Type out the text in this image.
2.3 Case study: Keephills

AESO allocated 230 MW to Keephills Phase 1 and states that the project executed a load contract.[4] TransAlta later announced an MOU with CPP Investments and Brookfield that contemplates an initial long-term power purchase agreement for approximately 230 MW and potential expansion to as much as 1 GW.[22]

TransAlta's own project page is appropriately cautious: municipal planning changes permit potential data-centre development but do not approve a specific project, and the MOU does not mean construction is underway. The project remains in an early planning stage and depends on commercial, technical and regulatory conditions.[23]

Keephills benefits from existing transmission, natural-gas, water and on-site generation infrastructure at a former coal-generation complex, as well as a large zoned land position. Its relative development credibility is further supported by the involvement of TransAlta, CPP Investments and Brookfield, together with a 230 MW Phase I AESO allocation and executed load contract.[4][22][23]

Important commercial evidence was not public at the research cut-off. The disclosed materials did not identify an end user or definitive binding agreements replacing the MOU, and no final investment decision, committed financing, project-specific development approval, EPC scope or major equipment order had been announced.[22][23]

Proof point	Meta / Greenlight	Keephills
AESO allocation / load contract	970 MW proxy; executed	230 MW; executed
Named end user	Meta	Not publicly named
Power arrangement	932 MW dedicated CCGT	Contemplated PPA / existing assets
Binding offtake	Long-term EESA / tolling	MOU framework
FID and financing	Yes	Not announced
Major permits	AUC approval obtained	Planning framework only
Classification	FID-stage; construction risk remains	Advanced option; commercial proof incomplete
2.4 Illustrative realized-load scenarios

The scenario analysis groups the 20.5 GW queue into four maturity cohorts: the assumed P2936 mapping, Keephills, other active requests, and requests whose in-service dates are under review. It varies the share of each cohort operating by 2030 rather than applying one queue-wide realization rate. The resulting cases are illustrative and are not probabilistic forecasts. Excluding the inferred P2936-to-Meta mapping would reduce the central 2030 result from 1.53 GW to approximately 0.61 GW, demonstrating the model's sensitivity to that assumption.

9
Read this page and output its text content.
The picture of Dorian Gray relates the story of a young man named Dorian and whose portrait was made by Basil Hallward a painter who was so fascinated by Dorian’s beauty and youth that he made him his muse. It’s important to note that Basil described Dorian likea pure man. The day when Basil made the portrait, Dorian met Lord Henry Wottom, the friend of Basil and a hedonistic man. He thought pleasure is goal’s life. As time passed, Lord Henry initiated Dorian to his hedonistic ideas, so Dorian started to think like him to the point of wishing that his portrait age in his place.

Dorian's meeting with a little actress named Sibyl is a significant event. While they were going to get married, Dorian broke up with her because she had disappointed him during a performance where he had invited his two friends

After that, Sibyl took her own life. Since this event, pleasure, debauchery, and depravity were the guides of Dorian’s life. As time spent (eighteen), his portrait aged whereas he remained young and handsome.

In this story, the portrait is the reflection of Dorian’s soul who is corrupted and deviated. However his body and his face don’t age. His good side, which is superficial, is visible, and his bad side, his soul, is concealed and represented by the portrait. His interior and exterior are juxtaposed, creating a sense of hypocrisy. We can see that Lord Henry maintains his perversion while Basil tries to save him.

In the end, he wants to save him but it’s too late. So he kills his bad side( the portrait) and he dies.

•••

Write out each line of the data above again, exactly as given.

_Written response_
Type out the text in this image.
2.3 Case study: Keephills

AESO allocated 230 MW to Keephills Phase 1 and states that the project executed a load contract.[4] TransAlta later announced an MOU with CPP Investments and Brookfield that contemplates an initial long-term power purchase agreement for approximately 230 MW and potential expansion to as much as 1 GW.[22]

TransAlta's own project page is appropriately cautious: municipal planning changes permit potential data-centre development but do not approve a specific project, and the MOU does not mean construction is underway. The project remains in an early planning stage and depends on commercial, technical and regulatory conditions.[23]

Keephills benefits from existing transmission, natural-gas, water and on-site generation infrastructure at a former coal-generation complex, as well as a large zoned land position. Its relative development credibility is further supported by the involvement of TransAlta, CPP Investments and Brookfield, together with a 230 MW Phase I AESO allocation and executed load contract.[4][22][23]

Important commercial evidence was not public at the research cut-off. The disclosed materials did not identify an end user or definitive binding agreements replacing the MOU, and no final investment decision, committed financing, project-specific development approval, EPC scope or major equipment order had been announced.[22][23]

Proof point	Meta / Greenlight	Keephills
AESO allocation / load contract	970 MW proxy; executed	230 MW; executed
Named end user	Meta	Not publicly named
Power arrangement	932 MW dedicated CCGT	Contemplated PPA / existing assets
Binding offtake	Long-term EESA / tolling	MOU framework
FID and financing	Yes	Not announced
Major permits	AUC approval obtained	Planning framework only
Classification	FID-stage; construction risk remains	Advanced option; commercial proof incomplete
2.4 Illustrative realized-load scenarios

The scenario analysis groups the 20.5 GW queue into four maturity cohorts: the assumed P2936 mapping, Keephills, other active requests, and requests whose in-service dates are under review. It varies the share of each cohort operating by 2030 rather than applying one queue-wide realization rate. The resulting cases are illustrative and are not probabilistic forecasts. Excluding the inferred P2936-to-Meta mapping would reduce the central 2030 result from 1.53 GW to approximately 0.61 GW, demonstrating the model's sensitivity to that assumption.

9
Read this page and output its text content.
The picture of Dorian Gray relates the story of a young man named Dorian and whose portrait was made by Basil Hallward a painter who was so fascinated by Dorian’s beauty and youth that he made him his muse. It’s important to note that Basil described Dorian likea pure man. The day when Basil made the portrait, Dorian met Lord Henry Wottom, the friend of Basil and a hedonistic man. He thought pleasure is goal’s life. As time passed, Lord Henry initiated Dorian to his hedonistic ideas, so Dorian started to think like him to the point of wishing that his portrait age in his place.

Dorian's meeting with a little actress named Sibyl is a significant event. While they were going to get married, Dorian broke up with her because she had disappointed him during a performance where he had invited his two friends

After that, Sibyl took her own life. Since this event, pleasure, debauchery, and depravity were the guides of Dorian’s life. As time spent (eighteen), his portrait aged whereas he remained young and handsome.

In this story, the portrait is the reflection of Dorian’s soul who is corrupted and deviated. However his body and his face don’t age. His good side, which is superficial, is visible, and his bad side, his soul, is concealed and represented by the portrait. His interior and exterior are juxtaposed, creating a sense of hypocrisy. We can see that Lord Henry maintains his perversion while Basil tries to save him.

In the end, he wants to save him but it’s too late. So he kills his bad side( the portrait) and he dies.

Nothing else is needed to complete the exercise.